# Problem requirements
Please find every line of the listing below where "each" occurs and copy it.

# Study material
<<<<

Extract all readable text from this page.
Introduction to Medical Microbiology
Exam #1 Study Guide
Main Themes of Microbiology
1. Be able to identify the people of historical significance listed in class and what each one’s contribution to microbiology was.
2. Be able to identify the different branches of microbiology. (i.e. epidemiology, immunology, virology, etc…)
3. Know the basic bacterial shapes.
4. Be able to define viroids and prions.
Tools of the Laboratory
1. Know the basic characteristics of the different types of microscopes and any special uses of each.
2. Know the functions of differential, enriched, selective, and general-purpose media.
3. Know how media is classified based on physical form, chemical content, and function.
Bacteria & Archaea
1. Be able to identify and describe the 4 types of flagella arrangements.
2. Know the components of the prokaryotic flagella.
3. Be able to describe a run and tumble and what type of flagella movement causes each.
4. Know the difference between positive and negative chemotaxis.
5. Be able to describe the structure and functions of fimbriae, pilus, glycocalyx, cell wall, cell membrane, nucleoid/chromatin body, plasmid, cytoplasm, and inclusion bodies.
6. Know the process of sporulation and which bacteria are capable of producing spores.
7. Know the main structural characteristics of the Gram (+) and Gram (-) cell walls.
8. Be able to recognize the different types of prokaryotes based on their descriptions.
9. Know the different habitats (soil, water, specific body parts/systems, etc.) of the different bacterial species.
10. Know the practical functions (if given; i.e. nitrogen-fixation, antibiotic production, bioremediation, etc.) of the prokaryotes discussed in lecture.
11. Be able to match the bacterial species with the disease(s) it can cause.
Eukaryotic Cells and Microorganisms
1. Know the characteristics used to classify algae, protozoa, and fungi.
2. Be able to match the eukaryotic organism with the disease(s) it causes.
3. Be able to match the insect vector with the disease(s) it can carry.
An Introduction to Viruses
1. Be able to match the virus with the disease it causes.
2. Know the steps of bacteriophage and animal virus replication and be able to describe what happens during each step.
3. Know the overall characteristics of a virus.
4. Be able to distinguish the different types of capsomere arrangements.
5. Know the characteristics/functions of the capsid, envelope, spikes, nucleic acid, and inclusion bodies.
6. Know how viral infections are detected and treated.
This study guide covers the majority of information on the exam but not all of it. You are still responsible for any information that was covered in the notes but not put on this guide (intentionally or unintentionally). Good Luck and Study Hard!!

>>>>
<<<<

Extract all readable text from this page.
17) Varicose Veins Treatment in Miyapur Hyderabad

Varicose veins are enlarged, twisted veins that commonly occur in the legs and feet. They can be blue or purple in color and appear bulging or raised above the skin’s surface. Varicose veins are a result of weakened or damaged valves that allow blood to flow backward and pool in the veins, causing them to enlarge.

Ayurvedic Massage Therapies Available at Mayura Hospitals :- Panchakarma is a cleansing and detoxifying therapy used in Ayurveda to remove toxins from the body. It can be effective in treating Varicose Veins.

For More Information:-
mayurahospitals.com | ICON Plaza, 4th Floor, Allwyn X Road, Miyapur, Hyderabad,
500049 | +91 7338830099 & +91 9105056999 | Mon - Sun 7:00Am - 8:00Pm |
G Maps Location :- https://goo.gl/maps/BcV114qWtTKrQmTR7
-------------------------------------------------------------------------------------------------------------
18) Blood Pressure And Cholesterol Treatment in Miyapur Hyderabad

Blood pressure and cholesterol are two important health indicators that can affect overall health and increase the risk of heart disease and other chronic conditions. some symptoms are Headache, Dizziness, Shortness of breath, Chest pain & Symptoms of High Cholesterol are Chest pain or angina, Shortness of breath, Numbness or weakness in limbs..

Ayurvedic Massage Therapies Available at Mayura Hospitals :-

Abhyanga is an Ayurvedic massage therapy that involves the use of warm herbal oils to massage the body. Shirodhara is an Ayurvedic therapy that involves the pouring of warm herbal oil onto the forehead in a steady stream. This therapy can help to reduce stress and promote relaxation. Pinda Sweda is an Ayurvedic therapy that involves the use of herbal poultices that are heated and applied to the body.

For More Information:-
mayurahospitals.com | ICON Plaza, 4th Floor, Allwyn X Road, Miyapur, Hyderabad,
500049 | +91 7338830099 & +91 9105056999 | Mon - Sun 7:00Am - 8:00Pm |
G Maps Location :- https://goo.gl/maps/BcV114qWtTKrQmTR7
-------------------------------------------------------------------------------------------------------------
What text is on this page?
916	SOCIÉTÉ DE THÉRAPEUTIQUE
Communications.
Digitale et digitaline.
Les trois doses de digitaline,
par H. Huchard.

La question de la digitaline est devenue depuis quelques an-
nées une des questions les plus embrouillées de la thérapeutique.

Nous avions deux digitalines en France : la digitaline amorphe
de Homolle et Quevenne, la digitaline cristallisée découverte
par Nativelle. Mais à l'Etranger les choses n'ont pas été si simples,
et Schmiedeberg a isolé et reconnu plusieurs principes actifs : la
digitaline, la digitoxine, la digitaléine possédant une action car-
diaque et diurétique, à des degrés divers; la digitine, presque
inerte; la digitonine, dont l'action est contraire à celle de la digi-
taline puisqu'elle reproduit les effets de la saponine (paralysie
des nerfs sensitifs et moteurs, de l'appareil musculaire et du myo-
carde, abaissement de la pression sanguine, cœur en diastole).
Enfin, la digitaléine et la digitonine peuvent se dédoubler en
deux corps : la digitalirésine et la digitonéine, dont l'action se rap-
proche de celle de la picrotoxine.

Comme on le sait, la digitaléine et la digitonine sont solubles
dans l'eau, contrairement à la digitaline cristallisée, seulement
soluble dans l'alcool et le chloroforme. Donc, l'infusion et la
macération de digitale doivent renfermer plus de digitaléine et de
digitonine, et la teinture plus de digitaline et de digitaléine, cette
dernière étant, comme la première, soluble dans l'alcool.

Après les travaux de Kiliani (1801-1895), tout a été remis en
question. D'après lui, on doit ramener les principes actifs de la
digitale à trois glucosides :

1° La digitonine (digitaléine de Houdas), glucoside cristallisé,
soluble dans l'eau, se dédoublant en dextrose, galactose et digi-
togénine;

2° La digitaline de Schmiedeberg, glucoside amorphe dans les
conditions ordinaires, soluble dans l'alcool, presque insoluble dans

>>>>

# Answer for the task
1. Be able to identify the people of historical significance listed in class and what each one’s contribution to microbiology was.
1. Know the basic characteristics of the different types of microscopes and any special uses of each.
3. Be able to describe a run and tumble and what type of flagella movement causes each.
2. Know the steps of bacteriophage and animal virus replication and be able to describe what happens during each step.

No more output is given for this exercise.